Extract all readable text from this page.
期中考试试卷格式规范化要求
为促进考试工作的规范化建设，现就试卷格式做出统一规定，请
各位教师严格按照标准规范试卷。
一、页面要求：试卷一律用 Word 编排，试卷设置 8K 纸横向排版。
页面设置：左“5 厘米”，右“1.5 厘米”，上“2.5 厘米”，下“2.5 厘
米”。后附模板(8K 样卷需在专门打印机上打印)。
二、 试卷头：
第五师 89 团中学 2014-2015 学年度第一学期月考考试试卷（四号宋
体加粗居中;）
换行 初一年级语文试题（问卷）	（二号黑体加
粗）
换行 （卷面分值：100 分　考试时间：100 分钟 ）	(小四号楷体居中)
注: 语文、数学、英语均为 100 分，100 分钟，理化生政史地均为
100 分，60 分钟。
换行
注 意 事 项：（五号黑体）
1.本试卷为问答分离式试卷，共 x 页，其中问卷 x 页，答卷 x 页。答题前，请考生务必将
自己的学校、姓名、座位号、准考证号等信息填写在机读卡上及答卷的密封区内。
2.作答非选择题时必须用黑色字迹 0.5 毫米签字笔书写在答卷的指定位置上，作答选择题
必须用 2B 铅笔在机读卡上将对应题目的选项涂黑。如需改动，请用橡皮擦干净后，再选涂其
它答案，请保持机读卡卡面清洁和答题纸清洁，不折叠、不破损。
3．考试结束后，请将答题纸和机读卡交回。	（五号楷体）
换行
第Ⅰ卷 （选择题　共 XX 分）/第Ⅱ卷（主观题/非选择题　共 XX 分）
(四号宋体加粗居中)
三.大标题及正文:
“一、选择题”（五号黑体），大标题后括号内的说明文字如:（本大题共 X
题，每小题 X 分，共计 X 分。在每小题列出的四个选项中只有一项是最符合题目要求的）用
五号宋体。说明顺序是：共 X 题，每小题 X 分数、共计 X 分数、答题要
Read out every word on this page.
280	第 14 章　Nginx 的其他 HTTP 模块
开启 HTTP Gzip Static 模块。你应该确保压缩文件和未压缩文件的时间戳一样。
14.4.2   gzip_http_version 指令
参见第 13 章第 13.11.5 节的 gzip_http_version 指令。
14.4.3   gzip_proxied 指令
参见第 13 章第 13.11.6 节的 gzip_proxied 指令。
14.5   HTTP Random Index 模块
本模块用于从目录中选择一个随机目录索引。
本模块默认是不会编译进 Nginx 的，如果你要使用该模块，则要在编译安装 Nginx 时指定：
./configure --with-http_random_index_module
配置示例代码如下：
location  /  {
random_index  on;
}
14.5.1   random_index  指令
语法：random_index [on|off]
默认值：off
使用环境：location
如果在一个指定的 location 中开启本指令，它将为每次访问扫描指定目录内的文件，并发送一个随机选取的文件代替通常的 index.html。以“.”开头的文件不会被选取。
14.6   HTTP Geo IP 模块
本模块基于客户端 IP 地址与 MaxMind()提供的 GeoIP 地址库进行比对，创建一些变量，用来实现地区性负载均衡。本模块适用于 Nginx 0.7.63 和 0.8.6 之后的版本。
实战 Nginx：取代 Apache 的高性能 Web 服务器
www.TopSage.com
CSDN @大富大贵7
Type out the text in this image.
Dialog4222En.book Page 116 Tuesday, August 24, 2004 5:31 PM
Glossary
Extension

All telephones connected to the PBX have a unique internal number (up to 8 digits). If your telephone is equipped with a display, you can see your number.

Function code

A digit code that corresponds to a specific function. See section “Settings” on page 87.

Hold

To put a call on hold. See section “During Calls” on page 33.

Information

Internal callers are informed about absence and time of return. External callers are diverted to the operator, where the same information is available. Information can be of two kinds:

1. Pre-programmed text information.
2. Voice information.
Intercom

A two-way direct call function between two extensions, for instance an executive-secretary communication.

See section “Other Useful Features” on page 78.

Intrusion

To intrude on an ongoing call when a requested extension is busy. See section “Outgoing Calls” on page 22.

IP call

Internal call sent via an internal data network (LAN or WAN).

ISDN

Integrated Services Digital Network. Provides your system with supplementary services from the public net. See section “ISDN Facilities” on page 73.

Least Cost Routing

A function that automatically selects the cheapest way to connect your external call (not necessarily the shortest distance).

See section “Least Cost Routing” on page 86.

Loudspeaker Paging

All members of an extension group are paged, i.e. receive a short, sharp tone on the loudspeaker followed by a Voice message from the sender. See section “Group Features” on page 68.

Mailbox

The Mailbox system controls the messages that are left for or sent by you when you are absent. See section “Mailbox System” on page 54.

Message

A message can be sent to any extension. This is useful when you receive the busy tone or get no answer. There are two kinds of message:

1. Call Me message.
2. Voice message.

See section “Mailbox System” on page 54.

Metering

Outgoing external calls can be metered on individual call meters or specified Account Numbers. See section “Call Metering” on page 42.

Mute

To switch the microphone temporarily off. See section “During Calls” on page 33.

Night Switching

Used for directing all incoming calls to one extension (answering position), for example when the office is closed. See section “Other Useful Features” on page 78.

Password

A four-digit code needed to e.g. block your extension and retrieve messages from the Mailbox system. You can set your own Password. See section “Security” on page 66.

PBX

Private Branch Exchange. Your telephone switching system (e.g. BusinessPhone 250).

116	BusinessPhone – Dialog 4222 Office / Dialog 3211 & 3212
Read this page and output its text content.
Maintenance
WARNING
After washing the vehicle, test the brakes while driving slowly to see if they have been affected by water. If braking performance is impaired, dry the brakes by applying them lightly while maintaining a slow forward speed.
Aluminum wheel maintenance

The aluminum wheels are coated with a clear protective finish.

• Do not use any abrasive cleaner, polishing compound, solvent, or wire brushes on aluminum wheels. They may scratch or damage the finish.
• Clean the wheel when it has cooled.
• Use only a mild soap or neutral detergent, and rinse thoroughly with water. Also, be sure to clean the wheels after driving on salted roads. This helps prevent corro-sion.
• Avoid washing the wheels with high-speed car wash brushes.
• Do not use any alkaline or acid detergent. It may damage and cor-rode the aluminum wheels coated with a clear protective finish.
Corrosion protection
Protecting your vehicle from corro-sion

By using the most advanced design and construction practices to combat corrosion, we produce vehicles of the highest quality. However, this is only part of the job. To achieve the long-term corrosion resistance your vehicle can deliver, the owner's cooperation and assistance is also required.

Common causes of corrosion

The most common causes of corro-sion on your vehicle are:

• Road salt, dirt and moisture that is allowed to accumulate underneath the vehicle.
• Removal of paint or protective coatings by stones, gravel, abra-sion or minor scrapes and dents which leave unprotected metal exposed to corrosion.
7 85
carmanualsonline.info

● **Do this**: Go through the listing above and list every line that has the word "driving".

● **Expected answer**:
After washing the vehicle, test the brakes while driving slowly to see if they have been affected by water. If braking performance is impaired, dry the brakes by applying them lightly while maintaining a slow forward speed.
• Use only a mild soap or neutral detergent, and rinse thoroughly with water. Also, be sure to clean the wheels after driving on salted roads. This helps prevent corro-sion.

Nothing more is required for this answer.